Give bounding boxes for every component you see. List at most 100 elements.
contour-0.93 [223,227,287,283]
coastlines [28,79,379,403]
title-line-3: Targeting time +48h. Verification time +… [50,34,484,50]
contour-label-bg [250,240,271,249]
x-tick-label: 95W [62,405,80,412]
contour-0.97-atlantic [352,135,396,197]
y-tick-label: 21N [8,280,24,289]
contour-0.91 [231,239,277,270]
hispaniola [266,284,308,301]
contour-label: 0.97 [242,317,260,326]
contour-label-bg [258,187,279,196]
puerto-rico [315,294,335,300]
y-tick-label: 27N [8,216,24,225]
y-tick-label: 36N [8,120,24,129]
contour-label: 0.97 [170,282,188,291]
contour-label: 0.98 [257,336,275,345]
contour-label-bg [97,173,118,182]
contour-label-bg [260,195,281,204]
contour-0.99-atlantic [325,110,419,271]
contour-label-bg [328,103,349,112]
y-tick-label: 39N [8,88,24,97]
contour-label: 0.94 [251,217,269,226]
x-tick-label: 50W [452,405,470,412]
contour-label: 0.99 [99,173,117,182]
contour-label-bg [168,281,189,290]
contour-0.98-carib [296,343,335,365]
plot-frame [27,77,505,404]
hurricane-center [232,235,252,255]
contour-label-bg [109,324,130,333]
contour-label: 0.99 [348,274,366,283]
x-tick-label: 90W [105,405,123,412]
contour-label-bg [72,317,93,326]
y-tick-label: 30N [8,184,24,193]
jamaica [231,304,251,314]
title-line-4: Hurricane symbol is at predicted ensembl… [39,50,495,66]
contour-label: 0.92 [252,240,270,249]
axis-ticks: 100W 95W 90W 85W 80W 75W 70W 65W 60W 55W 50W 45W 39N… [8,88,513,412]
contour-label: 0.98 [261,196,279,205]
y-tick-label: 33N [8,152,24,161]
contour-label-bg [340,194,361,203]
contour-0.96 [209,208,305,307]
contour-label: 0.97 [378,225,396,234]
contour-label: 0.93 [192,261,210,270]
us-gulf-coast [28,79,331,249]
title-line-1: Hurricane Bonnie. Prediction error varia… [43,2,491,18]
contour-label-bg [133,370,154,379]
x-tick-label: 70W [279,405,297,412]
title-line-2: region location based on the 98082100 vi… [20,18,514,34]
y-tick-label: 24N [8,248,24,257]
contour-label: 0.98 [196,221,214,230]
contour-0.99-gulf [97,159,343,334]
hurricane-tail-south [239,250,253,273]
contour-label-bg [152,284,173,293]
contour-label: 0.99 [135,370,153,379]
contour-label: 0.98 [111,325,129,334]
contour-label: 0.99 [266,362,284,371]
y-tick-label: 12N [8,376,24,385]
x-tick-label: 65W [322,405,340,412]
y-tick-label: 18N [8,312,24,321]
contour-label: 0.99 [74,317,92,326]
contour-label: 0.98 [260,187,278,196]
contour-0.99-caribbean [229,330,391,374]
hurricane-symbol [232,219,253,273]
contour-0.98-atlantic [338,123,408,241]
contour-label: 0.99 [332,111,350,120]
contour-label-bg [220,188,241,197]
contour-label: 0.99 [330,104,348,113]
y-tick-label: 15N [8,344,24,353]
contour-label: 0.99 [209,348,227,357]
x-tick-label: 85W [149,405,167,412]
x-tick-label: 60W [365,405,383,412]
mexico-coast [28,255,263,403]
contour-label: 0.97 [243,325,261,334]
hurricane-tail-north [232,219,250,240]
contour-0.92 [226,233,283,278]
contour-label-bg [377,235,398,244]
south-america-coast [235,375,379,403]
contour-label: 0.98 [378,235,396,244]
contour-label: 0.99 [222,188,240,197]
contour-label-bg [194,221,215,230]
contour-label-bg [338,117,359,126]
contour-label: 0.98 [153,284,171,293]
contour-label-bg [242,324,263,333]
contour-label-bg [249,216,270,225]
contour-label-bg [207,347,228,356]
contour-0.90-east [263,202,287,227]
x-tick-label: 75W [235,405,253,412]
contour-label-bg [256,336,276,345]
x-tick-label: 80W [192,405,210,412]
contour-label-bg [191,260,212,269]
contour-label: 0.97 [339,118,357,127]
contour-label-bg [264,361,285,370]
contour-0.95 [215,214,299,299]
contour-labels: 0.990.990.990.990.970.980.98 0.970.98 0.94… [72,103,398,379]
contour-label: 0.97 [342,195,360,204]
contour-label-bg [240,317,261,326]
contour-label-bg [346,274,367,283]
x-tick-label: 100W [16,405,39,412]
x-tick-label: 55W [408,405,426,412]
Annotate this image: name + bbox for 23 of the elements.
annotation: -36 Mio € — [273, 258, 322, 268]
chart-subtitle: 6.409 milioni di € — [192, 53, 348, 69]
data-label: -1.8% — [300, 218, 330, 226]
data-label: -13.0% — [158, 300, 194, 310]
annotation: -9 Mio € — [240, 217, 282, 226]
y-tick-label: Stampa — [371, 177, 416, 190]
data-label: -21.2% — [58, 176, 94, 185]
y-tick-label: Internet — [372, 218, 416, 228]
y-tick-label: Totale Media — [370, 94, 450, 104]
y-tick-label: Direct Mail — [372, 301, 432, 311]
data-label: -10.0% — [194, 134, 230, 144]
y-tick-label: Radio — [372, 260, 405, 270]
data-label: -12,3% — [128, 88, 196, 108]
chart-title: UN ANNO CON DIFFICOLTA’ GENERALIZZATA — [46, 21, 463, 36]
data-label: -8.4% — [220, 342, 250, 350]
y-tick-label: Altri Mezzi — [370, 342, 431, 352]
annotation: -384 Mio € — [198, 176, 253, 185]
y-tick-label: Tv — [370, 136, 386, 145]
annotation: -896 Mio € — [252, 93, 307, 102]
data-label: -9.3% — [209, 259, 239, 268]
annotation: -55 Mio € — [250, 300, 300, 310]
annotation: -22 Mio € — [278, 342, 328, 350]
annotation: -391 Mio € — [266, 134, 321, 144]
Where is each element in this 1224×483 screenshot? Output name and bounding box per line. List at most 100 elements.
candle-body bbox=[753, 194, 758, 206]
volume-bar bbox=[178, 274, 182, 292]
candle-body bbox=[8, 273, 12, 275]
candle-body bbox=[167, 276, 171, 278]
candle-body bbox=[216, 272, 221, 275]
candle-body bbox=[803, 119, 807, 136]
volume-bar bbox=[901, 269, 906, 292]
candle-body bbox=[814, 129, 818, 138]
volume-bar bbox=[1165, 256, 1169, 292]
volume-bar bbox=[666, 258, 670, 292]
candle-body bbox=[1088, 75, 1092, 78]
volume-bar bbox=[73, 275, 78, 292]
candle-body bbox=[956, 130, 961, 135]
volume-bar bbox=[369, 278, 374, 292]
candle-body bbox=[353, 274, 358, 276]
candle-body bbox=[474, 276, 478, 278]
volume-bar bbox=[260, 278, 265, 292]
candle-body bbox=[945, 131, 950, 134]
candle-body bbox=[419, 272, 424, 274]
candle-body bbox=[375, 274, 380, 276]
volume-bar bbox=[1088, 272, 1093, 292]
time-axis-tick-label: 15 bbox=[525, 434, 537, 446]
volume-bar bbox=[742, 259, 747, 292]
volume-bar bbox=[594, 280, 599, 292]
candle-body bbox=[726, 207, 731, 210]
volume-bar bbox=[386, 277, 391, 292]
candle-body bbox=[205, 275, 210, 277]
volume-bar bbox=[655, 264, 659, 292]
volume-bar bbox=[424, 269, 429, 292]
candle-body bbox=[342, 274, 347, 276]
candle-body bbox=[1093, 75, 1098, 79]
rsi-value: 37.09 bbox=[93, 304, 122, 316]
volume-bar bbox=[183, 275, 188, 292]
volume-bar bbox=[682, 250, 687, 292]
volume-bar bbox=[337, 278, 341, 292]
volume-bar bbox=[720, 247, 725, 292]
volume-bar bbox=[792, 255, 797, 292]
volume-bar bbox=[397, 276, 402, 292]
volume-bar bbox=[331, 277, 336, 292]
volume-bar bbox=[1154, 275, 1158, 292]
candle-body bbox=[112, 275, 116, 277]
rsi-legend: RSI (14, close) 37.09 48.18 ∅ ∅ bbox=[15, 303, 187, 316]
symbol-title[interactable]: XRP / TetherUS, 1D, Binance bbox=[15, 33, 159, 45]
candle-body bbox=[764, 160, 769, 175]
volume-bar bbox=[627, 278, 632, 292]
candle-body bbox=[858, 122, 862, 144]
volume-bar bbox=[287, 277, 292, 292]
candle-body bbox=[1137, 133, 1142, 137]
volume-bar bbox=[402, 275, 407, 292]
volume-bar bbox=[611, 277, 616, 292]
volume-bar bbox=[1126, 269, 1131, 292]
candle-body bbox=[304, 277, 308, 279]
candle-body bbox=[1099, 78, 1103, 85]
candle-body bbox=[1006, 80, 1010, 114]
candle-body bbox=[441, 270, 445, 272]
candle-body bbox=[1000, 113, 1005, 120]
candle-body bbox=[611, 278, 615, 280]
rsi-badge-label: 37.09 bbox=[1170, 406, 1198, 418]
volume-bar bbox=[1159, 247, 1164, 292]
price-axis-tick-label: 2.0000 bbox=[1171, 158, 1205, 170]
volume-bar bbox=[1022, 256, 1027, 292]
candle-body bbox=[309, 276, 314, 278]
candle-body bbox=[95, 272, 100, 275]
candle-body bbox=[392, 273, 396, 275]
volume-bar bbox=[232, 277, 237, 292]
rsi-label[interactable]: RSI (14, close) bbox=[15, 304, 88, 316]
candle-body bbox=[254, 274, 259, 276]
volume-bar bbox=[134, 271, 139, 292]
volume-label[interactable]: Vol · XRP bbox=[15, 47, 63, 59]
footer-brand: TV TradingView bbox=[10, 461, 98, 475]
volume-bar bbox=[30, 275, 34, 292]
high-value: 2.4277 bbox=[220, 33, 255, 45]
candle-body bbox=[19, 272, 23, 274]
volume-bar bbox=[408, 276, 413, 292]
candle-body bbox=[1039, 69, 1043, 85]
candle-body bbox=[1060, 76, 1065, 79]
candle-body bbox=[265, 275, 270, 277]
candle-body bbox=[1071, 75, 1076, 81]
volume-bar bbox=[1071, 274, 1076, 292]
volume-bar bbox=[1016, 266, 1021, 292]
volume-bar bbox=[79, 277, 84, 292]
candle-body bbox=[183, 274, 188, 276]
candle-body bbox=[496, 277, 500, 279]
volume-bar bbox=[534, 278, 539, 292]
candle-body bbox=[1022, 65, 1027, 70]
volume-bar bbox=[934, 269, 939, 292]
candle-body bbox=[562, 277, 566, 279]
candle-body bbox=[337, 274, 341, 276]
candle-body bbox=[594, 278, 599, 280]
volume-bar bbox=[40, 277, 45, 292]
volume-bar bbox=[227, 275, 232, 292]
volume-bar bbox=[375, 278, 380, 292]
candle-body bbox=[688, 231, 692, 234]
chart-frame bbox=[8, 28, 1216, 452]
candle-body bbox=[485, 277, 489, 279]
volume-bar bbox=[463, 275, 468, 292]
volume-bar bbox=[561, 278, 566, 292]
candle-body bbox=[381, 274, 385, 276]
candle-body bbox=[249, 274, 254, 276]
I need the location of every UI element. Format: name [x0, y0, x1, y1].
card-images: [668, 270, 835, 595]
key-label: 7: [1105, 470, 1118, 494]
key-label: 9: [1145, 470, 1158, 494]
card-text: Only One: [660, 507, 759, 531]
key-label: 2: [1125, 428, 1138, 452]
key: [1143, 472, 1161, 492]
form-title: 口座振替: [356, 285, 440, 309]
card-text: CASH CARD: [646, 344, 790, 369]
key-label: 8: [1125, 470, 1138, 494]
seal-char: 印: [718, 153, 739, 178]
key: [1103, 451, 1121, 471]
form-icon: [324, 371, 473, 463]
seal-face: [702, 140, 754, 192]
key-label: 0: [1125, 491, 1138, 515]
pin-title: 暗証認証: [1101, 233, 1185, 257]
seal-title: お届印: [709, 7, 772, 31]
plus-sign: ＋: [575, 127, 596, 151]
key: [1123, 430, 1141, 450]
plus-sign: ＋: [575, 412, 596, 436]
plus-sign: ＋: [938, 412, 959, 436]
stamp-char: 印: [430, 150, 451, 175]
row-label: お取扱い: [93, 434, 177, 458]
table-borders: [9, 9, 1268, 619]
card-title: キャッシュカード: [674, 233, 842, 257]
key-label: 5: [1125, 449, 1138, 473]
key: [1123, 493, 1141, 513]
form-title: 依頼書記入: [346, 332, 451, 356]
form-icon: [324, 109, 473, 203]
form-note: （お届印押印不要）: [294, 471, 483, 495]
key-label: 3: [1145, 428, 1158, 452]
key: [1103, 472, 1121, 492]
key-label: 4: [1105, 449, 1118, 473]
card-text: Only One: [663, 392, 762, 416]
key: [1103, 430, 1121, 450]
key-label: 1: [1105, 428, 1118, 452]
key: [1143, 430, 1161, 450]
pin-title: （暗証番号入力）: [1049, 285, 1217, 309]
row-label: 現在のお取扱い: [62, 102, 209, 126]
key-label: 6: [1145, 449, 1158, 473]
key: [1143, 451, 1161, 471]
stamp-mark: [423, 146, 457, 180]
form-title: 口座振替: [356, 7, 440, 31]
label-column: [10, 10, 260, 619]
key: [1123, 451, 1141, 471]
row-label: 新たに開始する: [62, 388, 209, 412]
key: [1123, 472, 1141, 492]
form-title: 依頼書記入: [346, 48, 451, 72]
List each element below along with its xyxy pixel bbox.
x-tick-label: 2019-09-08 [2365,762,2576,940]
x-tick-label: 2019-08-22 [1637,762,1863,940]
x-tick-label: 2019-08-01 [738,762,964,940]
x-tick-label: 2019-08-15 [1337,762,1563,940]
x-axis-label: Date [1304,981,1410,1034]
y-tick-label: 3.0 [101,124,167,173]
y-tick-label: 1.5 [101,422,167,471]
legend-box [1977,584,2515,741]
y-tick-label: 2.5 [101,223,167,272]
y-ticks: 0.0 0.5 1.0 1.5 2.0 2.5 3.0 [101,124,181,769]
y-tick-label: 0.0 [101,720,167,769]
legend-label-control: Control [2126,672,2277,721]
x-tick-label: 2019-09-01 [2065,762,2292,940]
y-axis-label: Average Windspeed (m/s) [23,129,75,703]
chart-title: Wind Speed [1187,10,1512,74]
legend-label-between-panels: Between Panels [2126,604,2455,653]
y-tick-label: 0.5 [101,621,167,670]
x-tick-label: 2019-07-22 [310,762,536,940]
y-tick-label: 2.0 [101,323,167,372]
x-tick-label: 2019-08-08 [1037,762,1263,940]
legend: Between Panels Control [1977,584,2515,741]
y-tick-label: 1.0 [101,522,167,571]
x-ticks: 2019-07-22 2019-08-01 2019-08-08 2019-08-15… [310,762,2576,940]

**EXERCISE GOAL:** Retype the material word for word, starting at its first line and ending at the line that contains "contour-label-bg [258,187,279,196]".

**REPLY:**
Give bounding boxes for every component you see. List at most 100 elements.
contour-0.93 [223,227,287,283]
coastlines [28,79,379,403]
title-line-3: Targeting time +48h. Verification time +… [50,34,484,50]
contour-label-bg [250,240,271,249]
x-tick-label: 95W [62,405,80,412]
contour-0.97-atlantic [352,135,396,197]
y-tick-label: 21N [8,280,24,289]
contour-0.91 [231,239,277,270]
hispaniola [266,284,308,301]
contour-label: 0.97 [242,317,260,326]
contour-label-bg [258,187,279,196]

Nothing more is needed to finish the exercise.